(Records from a collection)
## start
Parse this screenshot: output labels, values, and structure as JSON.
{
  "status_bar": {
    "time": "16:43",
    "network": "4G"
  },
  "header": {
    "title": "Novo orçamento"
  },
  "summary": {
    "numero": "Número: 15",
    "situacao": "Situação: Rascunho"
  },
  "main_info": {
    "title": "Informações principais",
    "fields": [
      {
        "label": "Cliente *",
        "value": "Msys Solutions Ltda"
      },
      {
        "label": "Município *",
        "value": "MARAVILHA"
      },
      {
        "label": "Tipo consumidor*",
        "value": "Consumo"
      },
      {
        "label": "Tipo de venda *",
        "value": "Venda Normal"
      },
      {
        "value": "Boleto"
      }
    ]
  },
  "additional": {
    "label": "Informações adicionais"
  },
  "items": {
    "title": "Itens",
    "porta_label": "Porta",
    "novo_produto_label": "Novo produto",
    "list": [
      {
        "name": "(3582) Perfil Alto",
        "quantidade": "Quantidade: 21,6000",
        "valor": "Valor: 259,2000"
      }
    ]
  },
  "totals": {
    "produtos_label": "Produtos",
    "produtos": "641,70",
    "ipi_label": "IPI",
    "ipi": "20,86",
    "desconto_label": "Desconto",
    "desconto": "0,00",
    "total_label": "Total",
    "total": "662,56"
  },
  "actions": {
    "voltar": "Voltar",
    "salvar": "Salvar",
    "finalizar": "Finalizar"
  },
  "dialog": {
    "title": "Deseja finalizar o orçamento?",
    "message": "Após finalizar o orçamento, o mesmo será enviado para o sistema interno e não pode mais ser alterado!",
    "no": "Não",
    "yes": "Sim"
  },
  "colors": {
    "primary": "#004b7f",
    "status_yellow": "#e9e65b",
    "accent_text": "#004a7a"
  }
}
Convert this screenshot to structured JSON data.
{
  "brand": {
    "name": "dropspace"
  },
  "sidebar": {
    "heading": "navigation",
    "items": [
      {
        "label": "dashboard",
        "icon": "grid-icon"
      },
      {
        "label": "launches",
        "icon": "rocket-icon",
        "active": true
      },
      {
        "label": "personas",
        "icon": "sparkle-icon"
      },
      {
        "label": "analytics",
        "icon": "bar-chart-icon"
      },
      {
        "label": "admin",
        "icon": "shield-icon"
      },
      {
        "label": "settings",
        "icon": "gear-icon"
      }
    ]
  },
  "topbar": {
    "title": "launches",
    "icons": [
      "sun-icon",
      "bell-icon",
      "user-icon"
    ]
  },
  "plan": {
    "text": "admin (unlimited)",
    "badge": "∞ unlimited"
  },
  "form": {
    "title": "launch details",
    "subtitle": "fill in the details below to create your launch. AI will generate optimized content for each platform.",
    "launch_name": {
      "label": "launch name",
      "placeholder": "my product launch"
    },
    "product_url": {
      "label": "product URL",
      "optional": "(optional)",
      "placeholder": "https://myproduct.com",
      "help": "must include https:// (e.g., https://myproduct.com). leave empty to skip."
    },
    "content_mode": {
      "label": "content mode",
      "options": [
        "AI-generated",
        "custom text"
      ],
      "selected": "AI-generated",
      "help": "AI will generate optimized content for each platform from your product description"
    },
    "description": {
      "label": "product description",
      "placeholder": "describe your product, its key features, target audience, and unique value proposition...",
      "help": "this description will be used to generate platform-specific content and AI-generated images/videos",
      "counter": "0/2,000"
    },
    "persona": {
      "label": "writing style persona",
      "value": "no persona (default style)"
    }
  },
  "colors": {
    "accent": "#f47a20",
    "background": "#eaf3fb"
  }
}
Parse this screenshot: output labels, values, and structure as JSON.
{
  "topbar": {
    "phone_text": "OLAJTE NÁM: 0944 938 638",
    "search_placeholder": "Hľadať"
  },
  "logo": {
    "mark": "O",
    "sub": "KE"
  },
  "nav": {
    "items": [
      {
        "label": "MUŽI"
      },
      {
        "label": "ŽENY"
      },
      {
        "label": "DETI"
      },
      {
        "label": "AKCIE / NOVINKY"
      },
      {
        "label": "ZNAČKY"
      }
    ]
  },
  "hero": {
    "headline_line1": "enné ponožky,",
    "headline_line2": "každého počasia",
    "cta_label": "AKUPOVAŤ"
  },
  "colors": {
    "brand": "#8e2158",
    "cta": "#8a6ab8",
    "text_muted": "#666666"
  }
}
## end
**REQUEST**: Using the data above, reproduce every line exactly.

**REPLY TO THE TASK**:
Parse this screenshot: output labels, values, and structure as JSON.
{
  "status_bar": {
    "time": "16:43",
    "network": "4G"
  },
  "header": {
    "title": "Novo orçamento"
  },
  "summary": {
    "numero": "Número: 15",
    "situacao": "Situação: Rascunho"
  },
  "main_info": {
    "title": "Informações principais",
    "fields": [
      {
        "label": "Cliente *",
        "value": "Msys Solutions Ltda"
      },
      {
        "label": "Município *",
        "value": "MARAVILHA"
      },
      {
        "label": "Tipo consumidor*",
        "value": "Consumo"
      },
      {
        "label": "Tipo de venda *",
        "value": "Venda Normal"
      },
      {
        "value": "Boleto"
      }
    ]
  },
  "additional": {
    "label": "Informações adicionais"
  },
  "items": {
    "title": "Itens",
    "porta_label": "Porta",
    "novo_produto_label": "Novo produto",
    "list": [
      {
        "name": "(3582) Perfil Alto",
        "quantidade": "Quantidade: 21,6000",
        "valor": "Valor: 259,2000"
      }
    ]
  },
  "totals": {
    "produtos_label": "Produtos",
    "produtos": "641,70",
    "ipi_label": "IPI",
    "ipi": "20,86",
    "desconto_label": "Desconto",
    "desconto": "0,00",
    "total_label": "Total",
    "total": "662,56"
  },
  "actions": {
    "voltar": "Voltar",
    "salvar": "Salvar",
    "finalizar": "Finalizar"
  },
  "dialog": {
    "title": "Deseja finalizar o orçamento?",
    "message": "Após finalizar o orçamento, o mesmo será enviado para o sistema interno e não pode mais ser alterado!",
    "no": "Não",
    "yes": "Sim"
  },
  "colors": {
    "primary": "#004b7f",
    "status_yellow": "#e9e65b",
    "accent_text": "#004a7a"
  }
}
Convert this screenshot to structured JSON data.
{
  "brand": {
    "name": "dropspace"
  },
  "sidebar": {
    "heading": "navigation",
    "items": [
      {
        "label": "dashboard",
        "icon": "grid-icon"
      },
      {
        "label": "launches",
        "icon": "rocket-icon",
        "active": true
      },
      {
        "label": "personas",
        "icon": "sparkle-icon"
      },
      {
        "label": "analytics",
        "icon": "bar-chart-icon"
      },
      {
        "label": "admin",
        "icon": "shield-icon"
      },
      {
        "label": "settings",
        "icon": "gear-icon"
      }
    ]
  },
  "topbar": {
    "title": "launches",
    "icons": [
      "sun-icon",
      "bell-icon",
      "user-icon"
    ]
  },
  "plan": {
    "text": "admin (unlimited)",
    "badge": "∞ unlimited"
  },
  "form": {
    "title": "launch details",
    "subtitle": "fill in the details below to create your launch. AI will generate optimized content for each platform.",
    "launch_name": {
      "label": "launch name",
      "placeholder": "my product launch"
    },
    "product_url": {
      "label": "product URL",
      "optional": "(optional)",
      "placeholder": "https://myproduct.com",
      "help": "must include https:// (e.g., https://myproduct.com). leave empty to skip."
    },
    "content_mode": {
      "label": "content mode",
      "options": [
        "AI-generated",
        "custom text"
      ],
      "selected": "AI-generated",
      "help": "AI will generate optimized content for each platform from your product description"
    },
    "description": {
      "label": "product description",
      "placeholder": "describe your product, its key features, target audience, and unique value proposition...",
      "help": "this description will be used to generate platform-specific content and AI-generated images/videos",
      "counter": "0/2,000"
    },
    "persona": {
      "label": "writing style persona",
      "value": "no persona (default style)"
    }
  },
  "colors": {
    "accent": "#f47a20",
    "background": "#eaf3fb"
  }
}
Parse this screenshot: output labels, values, and structure as JSON.
{
  "topbar": {
    "phone_text": "OLAJTE NÁM: 0944 938 638",
    "search_placeholder": "Hľadať"
  },
  "logo": {
    "mark": "O",
    "sub": "KE"
  },
  "nav": {
    "items": [
      {
        "label": "MUŽI"
      },
      {
        "label": "ŽENY"
      },
      {
        "label": "DETI"
      },
      {
        "label": "AKCIE / NOVINKY"
      },
      {
        "label": "ZNAČKY"
      }
    ]
  },
  "hero": {
    "headline_line1": "enné ponožky,",
    "headline_line2": "každého počasia",
    "cta_label": "AKUPOVAŤ"
  },
  "colors": {
    "brand": "#8e2158",
    "cta": "#8a6ab8",
    "text_muted": "#666666"
  }
}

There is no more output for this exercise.